**TAREFA A**
Imprima sem nenhuma alteração as linhas das entradas, começando na linha que contém "warning-title: Warning! — [162, 161, 228, 178]" e terminando na que contém "warning-triangle-icon — [488, 792, 505, 808]", ambas incluídas.

**TRECHO FORNECIDO**

• • • •

E o sexto ramo, "Não morra!" "Budas, professores, por favor, não vão embora, não me deixem. Sou absolutamente sincero. Não sou apenas um turista do dharma, que veio para dar uma olhada rápida e ir embora, eu quero ir até a iluminação. Então continue me ensinando todo o caminho. Não vá embora.” E o sétimo ramo é a dedicação, como a que fizemos ontem, “Seja qual for a força positiva gerada com isso, que ela atue como causa para que eu alcance a iluminação e realmente consiga ajudar melhor os outros.”

Portanto, essa é a primeira coisa, preparar a prateleira, fazer oferendas e fazer a prática de sete partes - ou a prece ou oferenda de sete ramos - e então, como ele diz, teremos “uma mente que nunca desistirá até a realização última de sua essência búdica.” “Essência búdica” está se referindo à natureza búdica; e a realização final da natureza búdica é a nossa obtenção da iluminação. A natureza búdica se refere a aspectos que temos e que nos permitirão alcançar a iluminação. “Eu vou até o fim. Eu não vou parar até alcançar a iluminação.”

E “com grande fé nas Três Joias Supremas” - “fé” tem um significado muito específico no budismo; é um pouco diferente do conceito ocidental de fé. Significa "acreditar que um fato é verdadeiro". Não significa "Acredito que vai chover amanhã", isso é apenas um palpite, eu realmente não sei. Ou, "Tenho fé em Deus", algo que eu realmente não consigo entender, que apenas "tenho fé". Também não é "eu acredito em Papai Noel", algo que não existe. Acreditamos em algo que é verdade, que é fato.

E no que eu acredito? “Eu acredito que esse fato é verdadeiro.” E do que estamos falando? Das Três Joias Supremas, “Eu acredito que é um fato, que é verdade que existe um estado no qual todos os problemas, defeitos, e assim por diante, foram removidos do contínuo mental, e então esse contínuo mental passa a usar todos os seus potenciais. Isso é algo que acredito ser verdade; é fato que isso existe – isso é o dharma. Os budas conseguiram isso na íntegra e a Sangha em parte”.

Existem três tipos de crença aqui. A primeira é a crença confiante com base na razão: “Estou convencido disso com base na razão – convencido de que a mente é por natureza pura, que suas máculas podem ser removidas e que o potencial da mente está no fato do contínuo mental ter qualidades incríveis, que o habilitam a perceber tudo e ter um coração aberto a todos. Com base na razão, estou confiante de que é assim.” Este é o primeiro tipo de crença.

• • • •

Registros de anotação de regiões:
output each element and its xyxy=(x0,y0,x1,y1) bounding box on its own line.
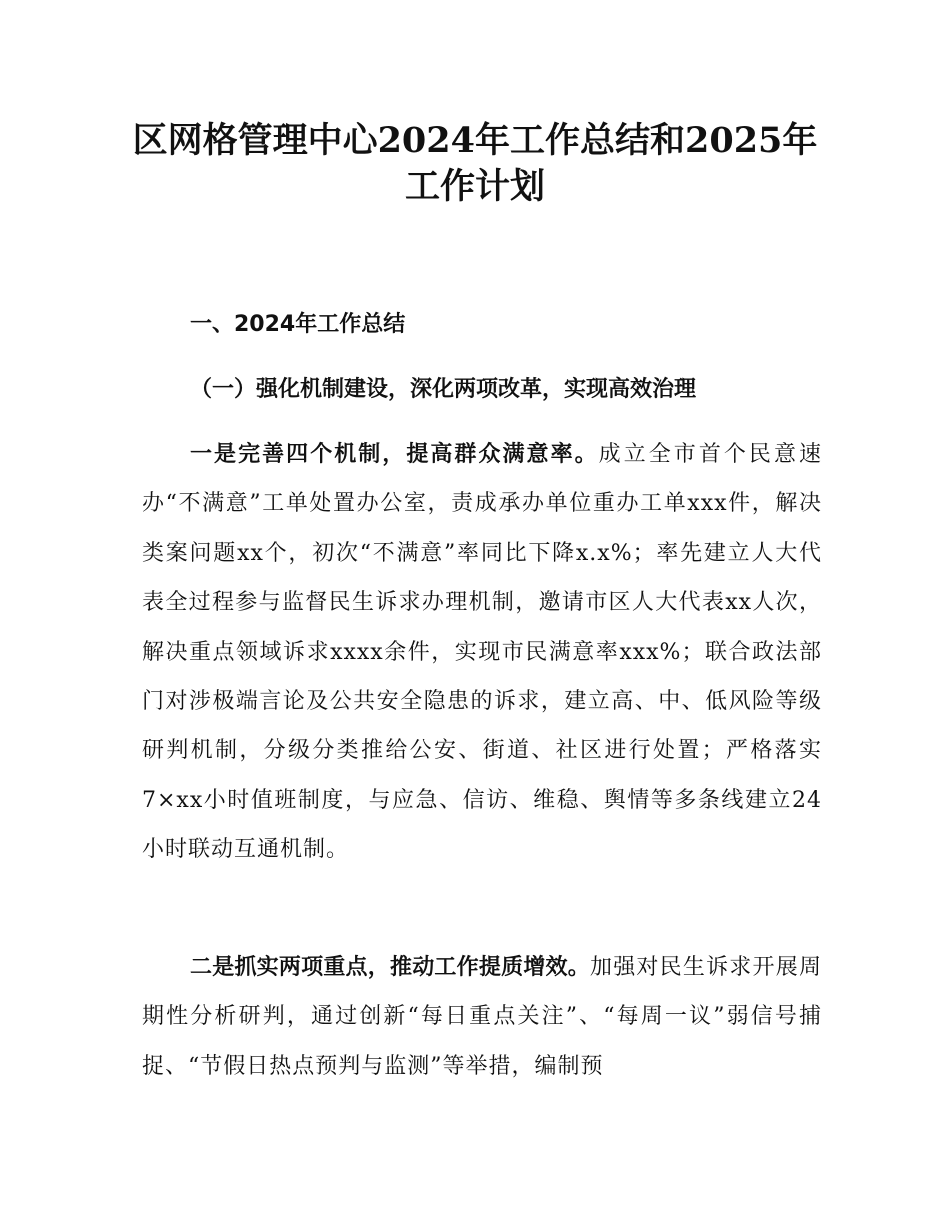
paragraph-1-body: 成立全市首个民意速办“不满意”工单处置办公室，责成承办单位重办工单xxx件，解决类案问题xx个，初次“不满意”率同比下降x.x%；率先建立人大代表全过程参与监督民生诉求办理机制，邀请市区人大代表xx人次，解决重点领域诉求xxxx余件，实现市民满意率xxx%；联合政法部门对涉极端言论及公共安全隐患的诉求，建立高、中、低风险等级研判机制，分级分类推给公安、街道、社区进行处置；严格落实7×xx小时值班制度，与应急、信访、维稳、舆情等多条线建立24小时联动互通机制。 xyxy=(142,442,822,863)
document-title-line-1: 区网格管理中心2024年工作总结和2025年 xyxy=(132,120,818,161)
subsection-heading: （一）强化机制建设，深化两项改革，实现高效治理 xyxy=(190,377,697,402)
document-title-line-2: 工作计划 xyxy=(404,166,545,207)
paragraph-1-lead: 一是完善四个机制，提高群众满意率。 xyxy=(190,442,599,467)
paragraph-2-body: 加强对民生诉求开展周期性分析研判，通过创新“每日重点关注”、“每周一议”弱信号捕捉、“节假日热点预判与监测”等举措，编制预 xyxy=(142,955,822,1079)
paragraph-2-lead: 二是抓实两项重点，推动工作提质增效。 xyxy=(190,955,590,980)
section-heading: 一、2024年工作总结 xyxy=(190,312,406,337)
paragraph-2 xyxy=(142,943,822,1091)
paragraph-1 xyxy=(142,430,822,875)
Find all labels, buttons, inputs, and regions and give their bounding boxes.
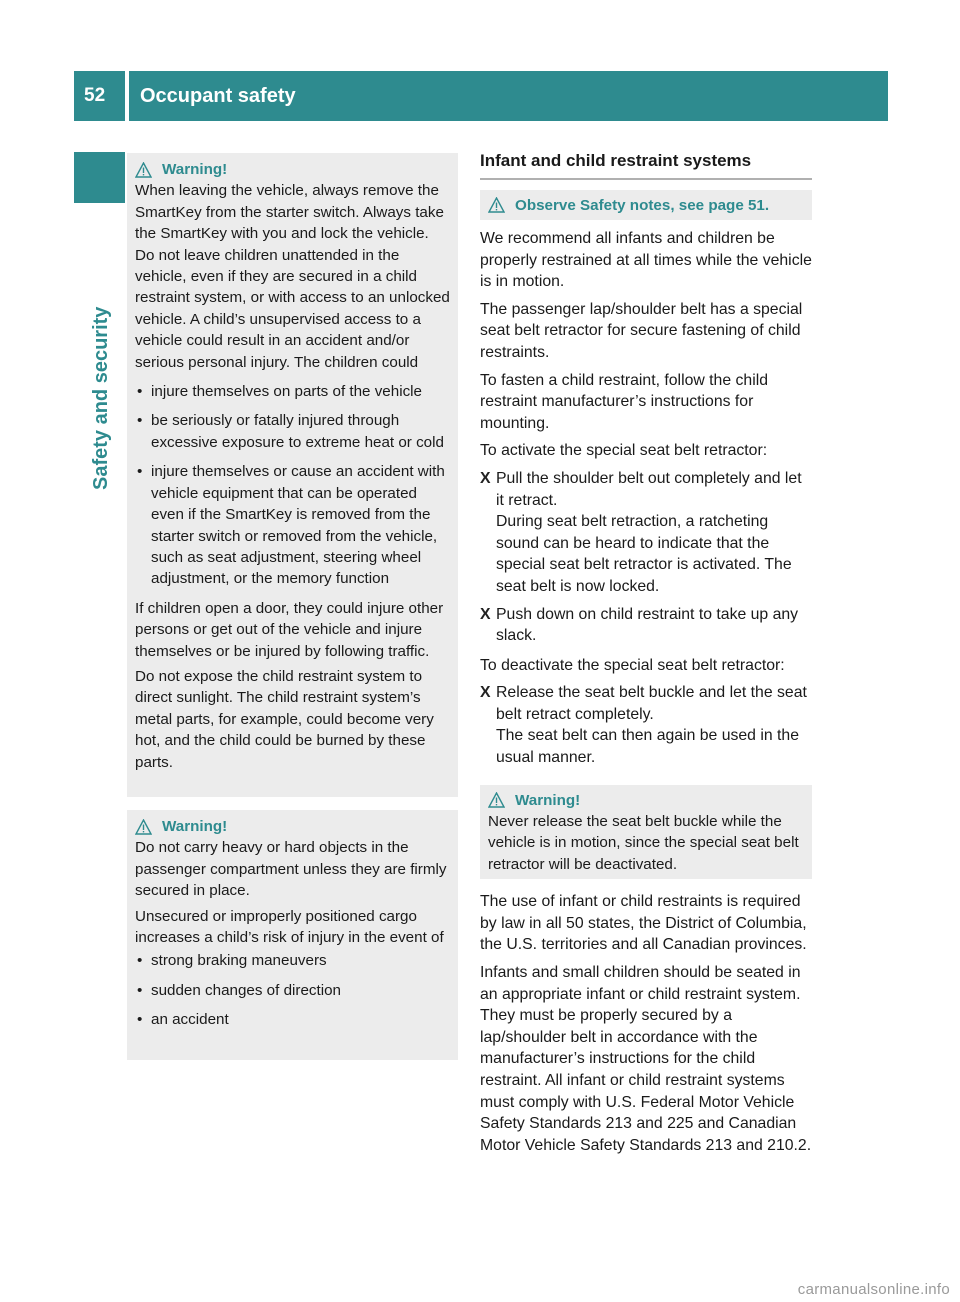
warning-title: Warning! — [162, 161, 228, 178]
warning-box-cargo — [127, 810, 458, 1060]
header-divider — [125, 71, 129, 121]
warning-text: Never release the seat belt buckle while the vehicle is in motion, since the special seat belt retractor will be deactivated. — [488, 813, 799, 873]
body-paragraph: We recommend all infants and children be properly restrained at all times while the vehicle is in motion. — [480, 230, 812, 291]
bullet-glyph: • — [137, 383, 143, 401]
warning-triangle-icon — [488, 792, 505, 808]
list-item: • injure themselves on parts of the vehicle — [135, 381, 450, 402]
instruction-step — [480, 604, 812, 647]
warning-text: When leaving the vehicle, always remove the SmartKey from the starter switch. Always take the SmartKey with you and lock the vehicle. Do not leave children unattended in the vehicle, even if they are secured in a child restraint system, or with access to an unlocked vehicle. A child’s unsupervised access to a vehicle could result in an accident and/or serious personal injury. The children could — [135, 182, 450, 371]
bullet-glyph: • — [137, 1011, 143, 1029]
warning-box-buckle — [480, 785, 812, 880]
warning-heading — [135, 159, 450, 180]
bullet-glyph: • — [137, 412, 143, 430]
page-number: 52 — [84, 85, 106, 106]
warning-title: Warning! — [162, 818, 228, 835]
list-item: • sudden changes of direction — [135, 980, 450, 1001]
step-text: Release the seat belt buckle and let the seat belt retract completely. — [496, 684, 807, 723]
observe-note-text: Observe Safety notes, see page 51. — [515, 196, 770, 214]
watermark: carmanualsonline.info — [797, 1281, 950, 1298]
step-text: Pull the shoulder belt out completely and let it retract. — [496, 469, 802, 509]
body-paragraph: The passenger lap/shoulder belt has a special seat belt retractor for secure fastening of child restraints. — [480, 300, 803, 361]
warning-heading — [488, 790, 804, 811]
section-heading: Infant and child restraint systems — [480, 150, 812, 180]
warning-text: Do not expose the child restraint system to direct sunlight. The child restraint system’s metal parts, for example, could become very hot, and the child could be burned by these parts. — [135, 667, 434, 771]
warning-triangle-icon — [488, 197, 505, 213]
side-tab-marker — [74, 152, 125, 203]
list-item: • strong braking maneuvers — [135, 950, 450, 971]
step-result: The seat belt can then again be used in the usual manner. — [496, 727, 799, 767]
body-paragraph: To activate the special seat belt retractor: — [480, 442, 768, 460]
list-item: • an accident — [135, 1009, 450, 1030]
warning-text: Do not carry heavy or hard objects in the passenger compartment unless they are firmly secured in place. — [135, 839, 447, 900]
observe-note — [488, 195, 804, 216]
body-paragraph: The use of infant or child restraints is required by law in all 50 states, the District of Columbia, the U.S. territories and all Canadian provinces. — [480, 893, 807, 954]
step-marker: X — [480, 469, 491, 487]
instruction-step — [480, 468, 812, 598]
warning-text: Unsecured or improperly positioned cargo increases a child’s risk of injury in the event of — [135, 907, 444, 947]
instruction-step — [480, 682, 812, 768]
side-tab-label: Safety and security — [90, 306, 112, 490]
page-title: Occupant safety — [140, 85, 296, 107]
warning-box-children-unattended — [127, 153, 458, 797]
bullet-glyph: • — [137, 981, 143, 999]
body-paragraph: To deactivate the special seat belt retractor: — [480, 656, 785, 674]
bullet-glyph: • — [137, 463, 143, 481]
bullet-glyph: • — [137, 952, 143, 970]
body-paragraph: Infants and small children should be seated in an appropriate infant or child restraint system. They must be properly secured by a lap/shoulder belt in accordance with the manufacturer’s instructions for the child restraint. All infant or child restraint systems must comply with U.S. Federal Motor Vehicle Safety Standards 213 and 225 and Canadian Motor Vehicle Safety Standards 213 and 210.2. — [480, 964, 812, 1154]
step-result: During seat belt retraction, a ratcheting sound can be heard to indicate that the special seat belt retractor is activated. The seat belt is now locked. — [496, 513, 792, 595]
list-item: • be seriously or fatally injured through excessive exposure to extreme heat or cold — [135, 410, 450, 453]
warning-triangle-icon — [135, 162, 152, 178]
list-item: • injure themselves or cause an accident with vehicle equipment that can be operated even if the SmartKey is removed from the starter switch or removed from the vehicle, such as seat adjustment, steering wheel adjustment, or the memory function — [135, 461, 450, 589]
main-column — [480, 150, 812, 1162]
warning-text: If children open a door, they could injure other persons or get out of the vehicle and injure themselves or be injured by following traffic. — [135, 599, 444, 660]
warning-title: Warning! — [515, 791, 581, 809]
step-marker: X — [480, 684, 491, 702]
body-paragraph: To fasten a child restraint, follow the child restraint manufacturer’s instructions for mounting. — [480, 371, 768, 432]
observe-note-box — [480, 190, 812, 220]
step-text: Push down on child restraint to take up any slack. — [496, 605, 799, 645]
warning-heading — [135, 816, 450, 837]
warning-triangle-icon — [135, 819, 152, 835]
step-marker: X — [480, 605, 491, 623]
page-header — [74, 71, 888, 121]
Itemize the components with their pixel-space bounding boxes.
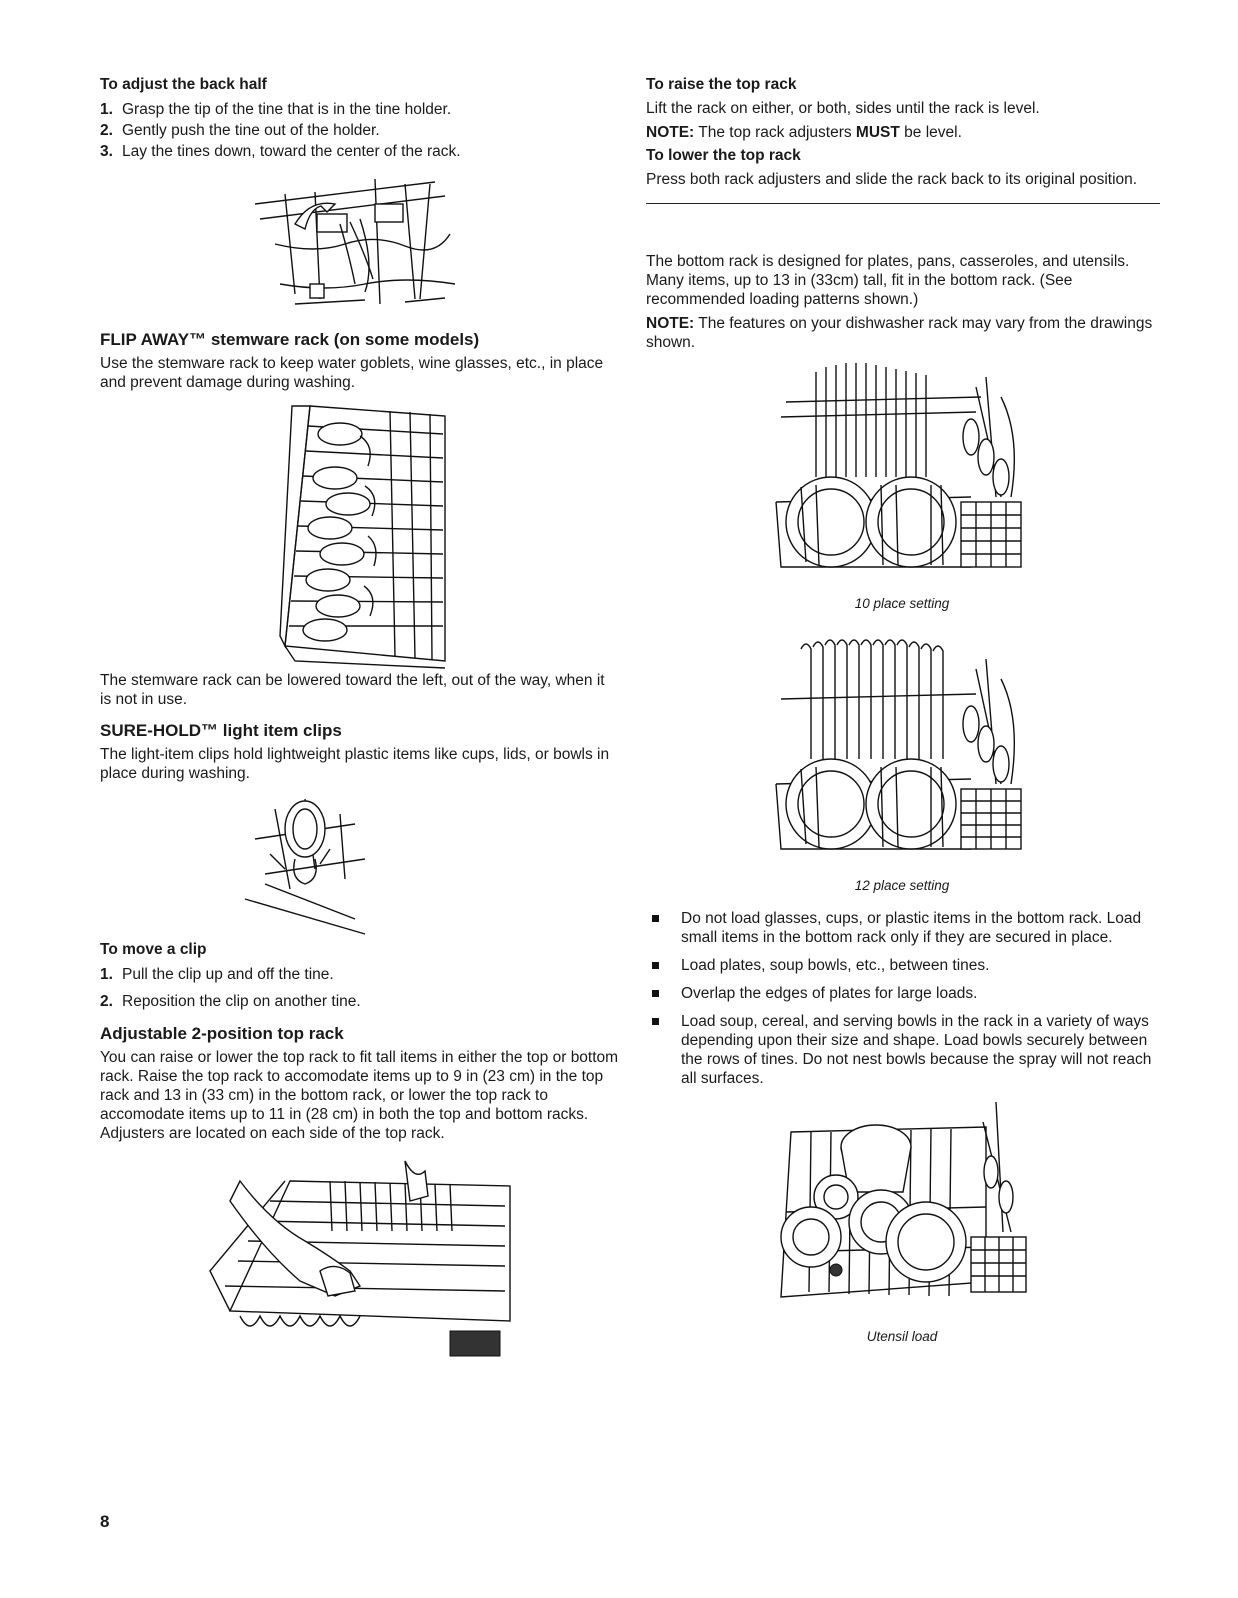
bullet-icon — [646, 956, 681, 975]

• • • •

**TAREFA B**
Segundo o trecho fornecido, qual é o significado de "fé" no budismo?

**RESPOSTA A**
warning-title: Warning! — [162, 161, 228, 178]
warning-box-cargo — [127, 810, 458, 1060]
header-divider — [125, 71, 129, 121]
warning-text: Never release the seat belt buckle while the vehicle is in motion, since the special seat belt retractor will be deactivated. — [488, 813, 799, 873]
body-paragraph: We recommend all infants and children be properly restrained at all times while the vehicle is in motion. — [480, 230, 812, 291]
bullet-glyph: • — [137, 383, 143, 401]
warning-triangle-icon — [488, 792, 505, 808]

**RESPOSTA B**
Significa acreditar que um fato é verdadeiro.